<<<<
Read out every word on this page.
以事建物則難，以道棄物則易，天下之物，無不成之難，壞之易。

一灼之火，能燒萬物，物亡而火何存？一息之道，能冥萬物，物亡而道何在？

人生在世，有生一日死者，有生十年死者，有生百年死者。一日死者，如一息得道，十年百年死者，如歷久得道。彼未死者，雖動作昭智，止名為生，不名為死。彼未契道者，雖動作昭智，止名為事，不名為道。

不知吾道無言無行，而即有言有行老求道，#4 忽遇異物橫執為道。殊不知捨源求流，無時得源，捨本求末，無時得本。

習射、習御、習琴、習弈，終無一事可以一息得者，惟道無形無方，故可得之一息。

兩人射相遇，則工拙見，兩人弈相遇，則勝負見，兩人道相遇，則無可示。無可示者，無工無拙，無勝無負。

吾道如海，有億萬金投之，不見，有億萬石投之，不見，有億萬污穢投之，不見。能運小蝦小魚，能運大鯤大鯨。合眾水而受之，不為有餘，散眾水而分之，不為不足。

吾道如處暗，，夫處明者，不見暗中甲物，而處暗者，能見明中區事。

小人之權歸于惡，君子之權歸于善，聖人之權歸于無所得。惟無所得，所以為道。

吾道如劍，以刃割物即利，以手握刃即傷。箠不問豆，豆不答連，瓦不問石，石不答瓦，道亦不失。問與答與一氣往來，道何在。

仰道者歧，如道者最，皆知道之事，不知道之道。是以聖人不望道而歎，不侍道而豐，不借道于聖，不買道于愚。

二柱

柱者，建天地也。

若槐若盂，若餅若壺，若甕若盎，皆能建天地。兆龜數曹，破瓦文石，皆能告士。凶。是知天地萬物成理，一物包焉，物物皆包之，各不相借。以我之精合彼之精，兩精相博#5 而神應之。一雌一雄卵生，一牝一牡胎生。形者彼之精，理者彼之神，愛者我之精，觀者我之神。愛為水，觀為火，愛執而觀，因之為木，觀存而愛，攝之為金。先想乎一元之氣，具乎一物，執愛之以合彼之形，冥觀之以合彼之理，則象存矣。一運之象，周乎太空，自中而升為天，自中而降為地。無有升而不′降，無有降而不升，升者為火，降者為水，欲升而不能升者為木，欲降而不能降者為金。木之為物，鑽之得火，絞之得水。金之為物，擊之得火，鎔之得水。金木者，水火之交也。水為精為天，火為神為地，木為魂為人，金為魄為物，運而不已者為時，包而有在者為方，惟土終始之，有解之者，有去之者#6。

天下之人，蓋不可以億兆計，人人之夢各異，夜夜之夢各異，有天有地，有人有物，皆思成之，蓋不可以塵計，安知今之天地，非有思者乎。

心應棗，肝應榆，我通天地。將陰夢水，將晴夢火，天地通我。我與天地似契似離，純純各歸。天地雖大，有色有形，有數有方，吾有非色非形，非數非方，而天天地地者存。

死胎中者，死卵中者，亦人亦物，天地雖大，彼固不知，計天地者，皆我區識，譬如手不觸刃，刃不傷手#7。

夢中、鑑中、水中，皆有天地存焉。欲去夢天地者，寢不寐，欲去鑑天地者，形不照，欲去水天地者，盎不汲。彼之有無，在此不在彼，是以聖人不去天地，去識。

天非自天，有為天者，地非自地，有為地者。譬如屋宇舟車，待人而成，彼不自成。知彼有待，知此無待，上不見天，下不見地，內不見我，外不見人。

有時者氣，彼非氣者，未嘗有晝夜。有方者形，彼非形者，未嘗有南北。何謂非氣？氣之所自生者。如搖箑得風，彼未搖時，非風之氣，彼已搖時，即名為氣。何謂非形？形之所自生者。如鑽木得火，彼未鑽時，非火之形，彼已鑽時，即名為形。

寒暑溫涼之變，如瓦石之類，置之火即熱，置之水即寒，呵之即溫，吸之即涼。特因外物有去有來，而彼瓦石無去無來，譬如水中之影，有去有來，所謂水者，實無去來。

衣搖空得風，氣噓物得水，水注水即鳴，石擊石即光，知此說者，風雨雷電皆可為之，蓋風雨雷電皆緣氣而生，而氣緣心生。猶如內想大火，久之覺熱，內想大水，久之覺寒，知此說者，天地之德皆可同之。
>>>>
Work to complete >> Reproduce every record, matching each line exactly.

Response to the task >>
Read out every word on this page.
以事建物則難，以道棄物則易，天下之物，無不成之難，壞之易。

一灼之火，能燒萬物，物亡而火何存？一息之道，能冥萬物，物亡而道何在？

人生在世，有生一日死者，有生十年死者，有生百年死者。一日死者，如一息得道，十年百年死者，如歷久得道。彼未死者，雖動作昭智，止名為生，不名為死。彼未契道者，雖動作昭智，止名為事，不名為道。

不知吾道無言無行，而即有言有行老求道，#4 忽遇異物橫執為道。殊不知捨源求流，無時得源，捨本求末，無時得本。

習射、習御、習琴、習弈，終無一事可以一息得者，惟道無形無方，故可得之一息。

兩人射相遇，則工拙見，兩人弈相遇，則勝負見，兩人道相遇，則無可示。無可示者，無工無拙，無勝無負。

吾道如海，有億萬金投之，不見，有億萬石投之，不見，有億萬污穢投之，不見。能運小蝦小魚，能運大鯤大鯨。合眾水而受之，不為有餘，散眾水而分之，不為不足。

吾道如處暗，，夫處明者，不見暗中甲物，而處暗者，能見明中區事。

小人之權歸于惡，君子之權歸于善，聖人之權歸于無所得。惟無所得，所以為道。

吾道如劍，以刃割物即利，以手握刃即傷。箠不問豆，豆不答連，瓦不問石，石不答瓦，道亦不失。問與答與一氣往來，道何在。

仰道者歧，如道者最，皆知道之事，不知道之道。是以聖人不望道而歎，不侍道而豐，不借道于聖，不買道于愚。

二柱

柱者，建天地也。

若槐若盂，若餅若壺，若甕若盎，皆能建天地。兆龜數曹，破瓦文石，皆能告士。凶。是知天地萬物成理，一物包焉，物物皆包之，各不相借。以我之精合彼之精，兩精相博#5 而神應之。一雌一雄卵生，一牝一牡胎生。形者彼之精，理者彼之神，愛者我之精，觀者我之神。愛為水，觀為火，愛執而觀，因之為木，觀存而愛，攝之為金。先想乎一元之氣，具乎一物，執愛之以合彼之形，冥觀之以合彼之理，則象存矣。一運之象，周乎太空，自中而升為天，自中而降為地。無有升而不′降，無有降而不升，升者為火，降者為水，欲升而不能升者為木，欲降而不能降者為金。木之為物，鑽之得火，絞之得水。金之為物，擊之得火，鎔之得水。金木者，水火之交也。水為精為天，火為神為地，木為魂為人，金為魄為物，運而不已者為時，包而有在者為方，惟土終始之，有解之者，有去之者#6。

天下之人，蓋不可以億兆計，人人之夢各異，夜夜之夢各異，有天有地，有人有物，皆思成之，蓋不可以塵計，安知今之天地，非有思者乎。

心應棗，肝應榆，我通天地。將陰夢水，將晴夢火，天地通我。我與天地似契似離，純純各歸。天地雖大，有色有形，有數有方，吾有非色非形，非數非方，而天天地地者存。

死胎中者，死卵中者，亦人亦物，天地雖大，彼固不知，計天地者，皆我區識，譬如手不觸刃，刃不傷手#7。

夢中、鑑中、水中，皆有天地存焉。欲去夢天地者，寢不寐，欲去鑑天地者，形不照，欲去水天地者，盎不汲。彼之有無，在此不在彼，是以聖人不去天地，去識。

天非自天，有為天者，地非自地，有為地者。譬如屋宇舟車，待人而成，彼不自成。知彼有待，知此無待，上不見天，下不見地，內不見我，外不見人。

有時者氣，彼非氣者，未嘗有晝夜。有方者形，彼非形者，未嘗有南北。何謂非氣？氣之所自生者。如搖箑得風，彼未搖時，非風之氣，彼已搖時，即名為氣。何謂非形？形之所自生者。如鑽木得火，彼未鑽時，非火之形，彼已鑽時，即名為形。

寒暑溫涼之變，如瓦石之類，置之火即熱，置之水即寒，呵之即溫，吸之即涼。特因外物有去有來，而彼瓦石無去無來，譬如水中之影，有去有來，所謂水者，實無去來。

衣搖空得風，氣噓物得水，水注水即鳴，石擊石即光，知此說者，風雨雷電皆可為之，蓋風雨雷電皆緣氣而生，而氣緣心生。猶如內想大火，久之覺熱，內想大水，久之覺寒，知此說者，天地之德皆可同之。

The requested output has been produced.